Exercise instructions:
Reproduce the data line for line, starting at the first line and ending at the line that contains "321, 987, 341]".

Region and label listings:
# # # # #

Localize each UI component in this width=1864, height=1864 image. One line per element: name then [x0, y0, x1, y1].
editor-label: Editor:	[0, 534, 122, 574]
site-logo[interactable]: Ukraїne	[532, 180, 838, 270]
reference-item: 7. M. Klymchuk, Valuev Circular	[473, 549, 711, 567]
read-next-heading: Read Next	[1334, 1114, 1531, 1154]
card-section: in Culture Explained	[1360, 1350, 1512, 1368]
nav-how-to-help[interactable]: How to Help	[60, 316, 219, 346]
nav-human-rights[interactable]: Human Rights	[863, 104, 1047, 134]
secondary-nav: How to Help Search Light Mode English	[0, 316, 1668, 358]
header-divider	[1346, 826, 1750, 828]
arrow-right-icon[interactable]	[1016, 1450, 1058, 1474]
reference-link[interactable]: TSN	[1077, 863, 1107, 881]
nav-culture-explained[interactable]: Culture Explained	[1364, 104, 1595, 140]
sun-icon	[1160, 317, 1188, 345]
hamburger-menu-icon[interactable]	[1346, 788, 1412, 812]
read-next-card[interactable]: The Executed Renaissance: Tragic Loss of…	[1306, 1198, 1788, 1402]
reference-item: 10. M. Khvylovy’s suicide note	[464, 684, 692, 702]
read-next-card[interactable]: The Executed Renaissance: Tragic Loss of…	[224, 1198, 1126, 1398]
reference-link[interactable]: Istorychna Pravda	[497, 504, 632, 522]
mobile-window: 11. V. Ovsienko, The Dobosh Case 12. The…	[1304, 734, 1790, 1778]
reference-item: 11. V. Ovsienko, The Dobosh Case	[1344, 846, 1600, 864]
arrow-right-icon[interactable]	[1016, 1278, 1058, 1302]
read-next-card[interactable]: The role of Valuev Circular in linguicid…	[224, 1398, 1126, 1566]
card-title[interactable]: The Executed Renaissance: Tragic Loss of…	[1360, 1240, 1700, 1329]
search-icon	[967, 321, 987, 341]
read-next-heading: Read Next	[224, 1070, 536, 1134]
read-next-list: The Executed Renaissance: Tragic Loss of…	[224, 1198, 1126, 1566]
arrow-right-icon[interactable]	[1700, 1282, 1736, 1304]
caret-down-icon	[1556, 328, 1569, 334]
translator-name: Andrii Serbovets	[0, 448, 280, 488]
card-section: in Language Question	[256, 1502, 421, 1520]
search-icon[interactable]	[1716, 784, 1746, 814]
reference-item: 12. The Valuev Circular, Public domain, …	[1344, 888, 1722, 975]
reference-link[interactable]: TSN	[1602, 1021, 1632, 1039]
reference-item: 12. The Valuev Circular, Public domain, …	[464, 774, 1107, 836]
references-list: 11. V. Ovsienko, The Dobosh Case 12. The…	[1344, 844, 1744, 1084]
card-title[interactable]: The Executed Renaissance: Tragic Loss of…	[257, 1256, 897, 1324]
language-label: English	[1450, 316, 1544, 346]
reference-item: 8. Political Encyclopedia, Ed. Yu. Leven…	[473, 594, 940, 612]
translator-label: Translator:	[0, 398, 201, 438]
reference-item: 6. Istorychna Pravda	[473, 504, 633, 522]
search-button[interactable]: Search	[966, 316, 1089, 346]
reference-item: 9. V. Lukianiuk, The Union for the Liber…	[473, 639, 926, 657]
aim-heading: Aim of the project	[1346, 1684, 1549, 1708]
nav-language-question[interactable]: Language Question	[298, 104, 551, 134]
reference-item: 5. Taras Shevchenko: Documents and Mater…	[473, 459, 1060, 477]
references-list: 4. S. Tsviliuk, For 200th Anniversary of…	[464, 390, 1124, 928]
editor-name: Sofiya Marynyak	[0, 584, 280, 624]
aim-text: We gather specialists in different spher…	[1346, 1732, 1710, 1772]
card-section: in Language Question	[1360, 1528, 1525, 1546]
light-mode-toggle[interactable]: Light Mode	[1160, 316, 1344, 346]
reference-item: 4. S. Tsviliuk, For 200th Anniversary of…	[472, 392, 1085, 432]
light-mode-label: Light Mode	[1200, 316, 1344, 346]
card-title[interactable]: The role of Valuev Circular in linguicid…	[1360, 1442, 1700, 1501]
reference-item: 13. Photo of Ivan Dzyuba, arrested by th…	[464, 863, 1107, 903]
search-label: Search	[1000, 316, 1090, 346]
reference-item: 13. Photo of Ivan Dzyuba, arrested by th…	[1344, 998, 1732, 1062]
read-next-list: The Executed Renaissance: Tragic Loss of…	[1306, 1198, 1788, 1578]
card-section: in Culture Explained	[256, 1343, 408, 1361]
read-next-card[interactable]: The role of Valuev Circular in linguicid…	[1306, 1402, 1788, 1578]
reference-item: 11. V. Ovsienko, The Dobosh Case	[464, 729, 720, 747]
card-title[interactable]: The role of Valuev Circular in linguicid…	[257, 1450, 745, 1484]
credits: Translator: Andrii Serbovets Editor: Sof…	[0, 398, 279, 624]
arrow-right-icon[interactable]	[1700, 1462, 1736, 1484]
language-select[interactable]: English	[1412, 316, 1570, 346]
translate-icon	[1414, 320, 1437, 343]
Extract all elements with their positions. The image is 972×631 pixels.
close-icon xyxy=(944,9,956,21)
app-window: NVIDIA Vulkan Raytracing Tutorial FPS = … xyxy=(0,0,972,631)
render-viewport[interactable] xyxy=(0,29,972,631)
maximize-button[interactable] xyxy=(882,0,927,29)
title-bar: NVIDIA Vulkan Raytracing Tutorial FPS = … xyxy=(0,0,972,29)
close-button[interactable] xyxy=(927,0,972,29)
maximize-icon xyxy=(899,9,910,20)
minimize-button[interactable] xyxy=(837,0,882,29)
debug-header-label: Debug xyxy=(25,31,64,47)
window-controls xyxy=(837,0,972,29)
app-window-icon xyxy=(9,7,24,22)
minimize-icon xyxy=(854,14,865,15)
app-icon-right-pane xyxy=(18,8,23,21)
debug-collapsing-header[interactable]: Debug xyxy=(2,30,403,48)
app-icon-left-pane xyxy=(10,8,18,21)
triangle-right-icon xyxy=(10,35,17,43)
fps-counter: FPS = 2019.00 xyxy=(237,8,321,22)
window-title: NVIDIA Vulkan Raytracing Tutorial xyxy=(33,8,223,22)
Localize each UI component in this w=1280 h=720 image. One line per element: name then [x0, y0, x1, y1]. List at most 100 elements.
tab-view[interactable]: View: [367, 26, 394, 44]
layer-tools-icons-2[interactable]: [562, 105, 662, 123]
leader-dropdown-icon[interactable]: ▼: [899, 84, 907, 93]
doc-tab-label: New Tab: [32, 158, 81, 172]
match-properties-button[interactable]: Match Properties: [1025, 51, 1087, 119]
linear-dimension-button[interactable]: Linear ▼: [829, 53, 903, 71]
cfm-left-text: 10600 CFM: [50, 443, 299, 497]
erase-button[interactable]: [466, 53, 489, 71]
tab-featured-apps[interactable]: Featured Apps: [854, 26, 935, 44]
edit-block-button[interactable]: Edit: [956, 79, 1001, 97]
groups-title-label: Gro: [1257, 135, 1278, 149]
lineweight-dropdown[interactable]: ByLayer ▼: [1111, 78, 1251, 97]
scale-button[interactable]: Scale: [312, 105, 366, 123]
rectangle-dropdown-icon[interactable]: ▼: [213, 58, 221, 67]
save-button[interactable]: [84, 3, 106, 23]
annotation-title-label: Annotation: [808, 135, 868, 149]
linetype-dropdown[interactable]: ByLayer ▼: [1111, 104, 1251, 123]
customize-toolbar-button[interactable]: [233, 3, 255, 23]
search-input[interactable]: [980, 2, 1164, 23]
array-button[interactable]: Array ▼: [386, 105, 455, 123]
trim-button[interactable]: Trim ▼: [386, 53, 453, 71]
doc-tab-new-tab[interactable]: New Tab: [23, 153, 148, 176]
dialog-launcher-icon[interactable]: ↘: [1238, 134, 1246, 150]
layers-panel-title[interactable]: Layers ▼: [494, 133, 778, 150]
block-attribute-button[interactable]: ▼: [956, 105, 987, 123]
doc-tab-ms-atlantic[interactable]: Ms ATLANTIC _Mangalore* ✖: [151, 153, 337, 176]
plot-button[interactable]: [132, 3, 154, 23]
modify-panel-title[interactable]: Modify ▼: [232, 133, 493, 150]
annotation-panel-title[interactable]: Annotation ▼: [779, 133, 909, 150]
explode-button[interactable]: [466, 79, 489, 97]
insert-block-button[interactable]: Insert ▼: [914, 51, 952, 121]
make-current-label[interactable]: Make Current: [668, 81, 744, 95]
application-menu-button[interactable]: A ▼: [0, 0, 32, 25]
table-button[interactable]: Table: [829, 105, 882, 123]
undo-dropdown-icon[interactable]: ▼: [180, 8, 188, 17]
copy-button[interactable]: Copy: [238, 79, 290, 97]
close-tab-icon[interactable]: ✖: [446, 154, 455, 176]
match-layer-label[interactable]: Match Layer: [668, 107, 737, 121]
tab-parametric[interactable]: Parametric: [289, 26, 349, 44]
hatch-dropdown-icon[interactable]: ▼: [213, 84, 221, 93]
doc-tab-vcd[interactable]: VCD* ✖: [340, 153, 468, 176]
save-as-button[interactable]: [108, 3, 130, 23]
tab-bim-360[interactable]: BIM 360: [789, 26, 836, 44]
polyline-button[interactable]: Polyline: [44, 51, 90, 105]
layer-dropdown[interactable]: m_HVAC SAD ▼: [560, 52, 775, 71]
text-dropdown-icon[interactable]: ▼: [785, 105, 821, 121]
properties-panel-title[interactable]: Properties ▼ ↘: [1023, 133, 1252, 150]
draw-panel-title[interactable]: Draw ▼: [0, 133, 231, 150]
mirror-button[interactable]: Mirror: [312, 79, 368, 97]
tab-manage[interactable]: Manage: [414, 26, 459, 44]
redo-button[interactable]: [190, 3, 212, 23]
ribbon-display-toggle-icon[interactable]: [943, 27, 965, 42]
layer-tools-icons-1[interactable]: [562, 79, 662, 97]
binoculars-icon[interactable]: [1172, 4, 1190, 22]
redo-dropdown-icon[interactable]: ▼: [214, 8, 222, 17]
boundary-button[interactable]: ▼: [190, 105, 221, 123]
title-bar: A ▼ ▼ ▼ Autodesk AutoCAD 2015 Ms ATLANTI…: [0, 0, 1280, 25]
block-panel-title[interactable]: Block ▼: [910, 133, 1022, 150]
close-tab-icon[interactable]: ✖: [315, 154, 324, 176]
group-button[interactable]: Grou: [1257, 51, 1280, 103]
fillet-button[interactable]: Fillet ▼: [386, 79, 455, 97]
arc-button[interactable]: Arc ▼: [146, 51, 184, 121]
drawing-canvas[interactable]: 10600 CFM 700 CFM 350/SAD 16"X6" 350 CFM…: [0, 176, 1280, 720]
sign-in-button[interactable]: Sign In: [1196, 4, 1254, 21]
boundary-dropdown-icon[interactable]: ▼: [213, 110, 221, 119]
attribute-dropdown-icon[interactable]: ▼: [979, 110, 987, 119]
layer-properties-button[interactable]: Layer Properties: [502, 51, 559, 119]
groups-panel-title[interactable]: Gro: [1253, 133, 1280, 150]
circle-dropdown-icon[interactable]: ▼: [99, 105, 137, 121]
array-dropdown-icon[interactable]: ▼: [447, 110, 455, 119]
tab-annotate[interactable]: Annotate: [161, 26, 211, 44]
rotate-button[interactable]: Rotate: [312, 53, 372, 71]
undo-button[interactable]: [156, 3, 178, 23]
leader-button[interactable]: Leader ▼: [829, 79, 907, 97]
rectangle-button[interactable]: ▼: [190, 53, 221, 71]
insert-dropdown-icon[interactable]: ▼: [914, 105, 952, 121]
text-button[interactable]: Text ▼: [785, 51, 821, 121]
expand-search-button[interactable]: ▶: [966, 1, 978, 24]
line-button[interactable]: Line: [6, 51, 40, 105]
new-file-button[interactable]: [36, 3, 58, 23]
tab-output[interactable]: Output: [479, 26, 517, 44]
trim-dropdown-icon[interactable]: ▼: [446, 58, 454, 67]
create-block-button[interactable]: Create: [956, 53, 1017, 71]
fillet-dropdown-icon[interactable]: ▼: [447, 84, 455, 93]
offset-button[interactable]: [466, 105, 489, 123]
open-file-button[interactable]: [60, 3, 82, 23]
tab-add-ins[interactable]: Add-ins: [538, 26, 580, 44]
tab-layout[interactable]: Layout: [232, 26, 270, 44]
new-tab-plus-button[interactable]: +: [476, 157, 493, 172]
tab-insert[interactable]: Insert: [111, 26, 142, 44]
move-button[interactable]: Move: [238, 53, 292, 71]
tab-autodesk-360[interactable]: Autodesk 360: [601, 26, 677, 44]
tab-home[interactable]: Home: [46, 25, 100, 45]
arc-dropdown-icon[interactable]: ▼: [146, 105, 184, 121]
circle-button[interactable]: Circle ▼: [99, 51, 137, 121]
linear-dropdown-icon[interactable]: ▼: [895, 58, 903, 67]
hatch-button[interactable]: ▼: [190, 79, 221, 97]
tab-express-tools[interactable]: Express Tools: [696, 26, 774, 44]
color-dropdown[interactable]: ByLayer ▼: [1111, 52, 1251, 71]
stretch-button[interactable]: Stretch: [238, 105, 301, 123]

# # # # #

Problem solution:
Localize each UI component in this width=1864, height=1864 image. One line per element: name then [x0, y0, x1, y1].
editor-label: Editor:	[0, 534, 122, 574]
site-logo[interactable]: Ukraїne	[532, 180, 838, 270]
reference-item: 7. M. Klymchuk, Valuev Circular	[473, 549, 711, 567]
read-next-heading: Read Next	[1334, 1114, 1531, 1154]
card-section: in Culture Explained	[1360, 1350, 1512, 1368]
nav-how-to-help[interactable]: How to Help	[60, 316, 219, 346]
nav-human-rights[interactable]: Human Rights	[863, 104, 1047, 134]
secondary-nav: How to Help Search Light Mode English	[0, 316, 1668, 358]
header-divider	[1346, 826, 1750, 828]
arrow-right-icon[interactable]	[1016, 1450, 1058, 1474]
reference-link[interactable]: TSN	[1077, 863, 1107, 881]
nav-culture-explained[interactable]: Culture Explained	[1364, 104, 1595, 140]
sun-icon	[1160, 317, 1188, 345]
hamburger-menu-icon[interactable]	[1346, 788, 1412, 812]
read-next-card[interactable]: The Executed Renaissance: Tragic Loss of…	[1306, 1198, 1788, 1402]
reference-item: 10. M. Khvylovy’s suicide note	[464, 684, 692, 702]
read-next-card[interactable]: The Executed Renaissance: Tragic Loss of…	[224, 1198, 1126, 1398]
reference-link[interactable]: Istorychna Pravda	[497, 504, 632, 522]
mobile-window: 11. V. Ovsienko, The Dobosh Case 12. The…	[1304, 734, 1790, 1778]
reference-item: 11. V. Ovsienko, The Dobosh Case	[1344, 846, 1600, 864]
arrow-right-icon[interactable]	[1016, 1278, 1058, 1302]
read-next-card[interactable]: The role of Valuev Circular in linguicid…	[224, 1398, 1126, 1566]
card-title[interactable]: The Executed Renaissance: Tragic Loss of…	[1360, 1240, 1700, 1329]
search-icon	[967, 321, 987, 341]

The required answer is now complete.